→ **Complete the following**:
1) For each statement, answer yes or no on whether it agrees with the commentary on the Montana campaign spending ruling below, and quote that commentary's deciding words word for word: (a) The Montana statute was about a century old when the Court struck it down. (b) The Supreme Court's decision on the Montana law was unanimous. (c) The Montana Supreme Court pointed to the state's history of corruption to justify the ban.
2) Extend the commentary on the Montana campaign spending ruling below, picking up after its final sentence.

A False Premise Makes for a False Court Ruling

On Monday, the U.S. Supreme Court struck down a Montana law banning campaign spending by corporations in the state. The 100-year-old Montana statute provided that a “corporation may not make . . . an expenditure in connection with a candi­date or a political committee that supports or opposes a candidate or a political party.” In 2010, the U.S. Supreme Court struck down a similar federal law in Citizens United v. Federal Election Commission. In a 5-4 decision, the Court ruled Citizens United also applies to the states.

“The question presented in this case is whether the holding of Citizens United applies to the Montana state law. There can be no serious doubt that it does. See U. S. Const., Art. VI, cl. 2. Montana’s arguments in support of the judgment below either were already rejected in Citi­zens United, or fail to meaningfully distinguish that case.”

The Montana law dates back to 1912 when “copper kings” and mining barons controlled politics in the Big Sky State. In essence, the Montana Supreme Court justified the state law, even in light of Citizen, arguing it addressed an extreme situation, overriding the First Amendment protections considered in the SCOTUS ruling. The state court said the history of corruption and other factors unique to Montana justified the ban.

But the arguments presented by both the Montana Court and the SCOTUS miss a more fundamental issue.

The Citizens United ruling addressed a federal law. Whether one agrees with its reasoning or not, U.S. Supreme Court was well within its power to strike it down based on First Amendment considerations.  But the Court overstepped its legitimate constitutional authority in the Montana ruling. If one holds to the original meaning of the Constitution, the federal government does not have the power to meddle in state campaign finance laws.

→ **Provided material**:
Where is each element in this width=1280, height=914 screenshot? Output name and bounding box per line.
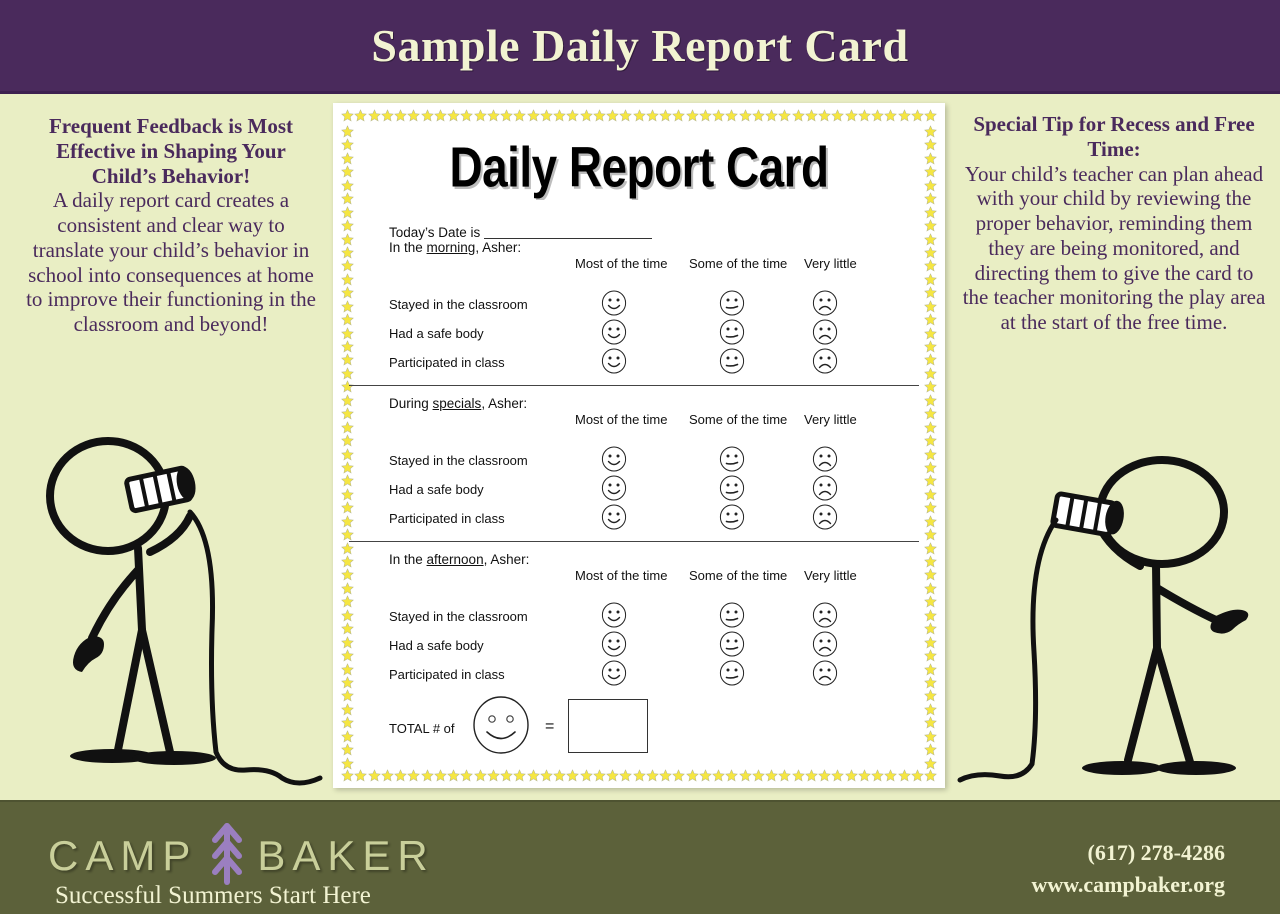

→ **Results for each task**:
1)
(a) Yes: "The 100-year-old Montana statute"
(b) No: "In a 5-4 decision"
(c) Yes: "The state court said the history of corruption and other factors unique to Montana justified the ban."

2)
The Citizens United ruling hinges on First Amendment protections of free speech. The Court held corporations and unions enjoy a right to donate an unlimited amount of money to political campaigns.  But a simple reading of the First Amendment makes it clear it doesn’t apply to the states.

Congress shall make no law…abridging the freedom of speech…”

It’s difficult to conceive how a judge can make the jump from “Congress shall make no law,” to “the Montana legislature shall make no law.”

But the Supreme Court did just that, pulling the notion that the First Amendment applies to the state governments out of its collective rear-end in the 1925 case Gitlow v. New York. The SCOTUS didn’t base its argument on any precedent; it simply asserted that the 14th Amendment bound the states to the federal conception of free speech and free press.

“For present purposes we may and do assume that freedom of speech and of the press — which are protected by the First Amendment from abridgment by Congress — are among the fundamental personal rights and ‘liberties’ protected by the due process clause of the Fourteenth Amendment from impairment by the States.”

Poof – with an assumption and a stroke of a pen, seven judges created an entirely new constitutional principle out of thin air. It made up a completely novel reading of the 14th Amendment some 50 years after its ratification. The Court never even justified its logic. It simply “assumed” for its “present purposes.”

Nice.

So, the recent U.S. Supreme Court decision rests under a veil of legitimacy if one simply takes into account SCOTUS rulings over the last 90 years. But the entire argument rests on a faulty premise and crumbles into dust in light of the original meaning of the constitution and the 14th Amendment.

In his dissent, Justice Stephen Breyer stumbled on a fundamental truth and the reason framers created a federal government with specific limited powers, leaving authority over “all objects which, in the ordinary course of affairs, concern the lives, liberties and properties of the people, and the internal order, improvement and prosperity of the State,”  to the states and the people. Decisions from a centralized authority often ignore local experience and concerns.

“Moreover, even if I were to accept Citizens United, this Court’s legal conclusion should not bar the Montana Supreme Court’s finding, made on the record before it, that independent expenditures by corporations did in fact lead to corruption or the appearance of corruption in Montana. Given the history and political landscape in Montana, that court concluded that the State had a compelling interest in limiting independent expenditures by corporations,” Breyer wrote.

Bow down Montana! The central planners know better than you!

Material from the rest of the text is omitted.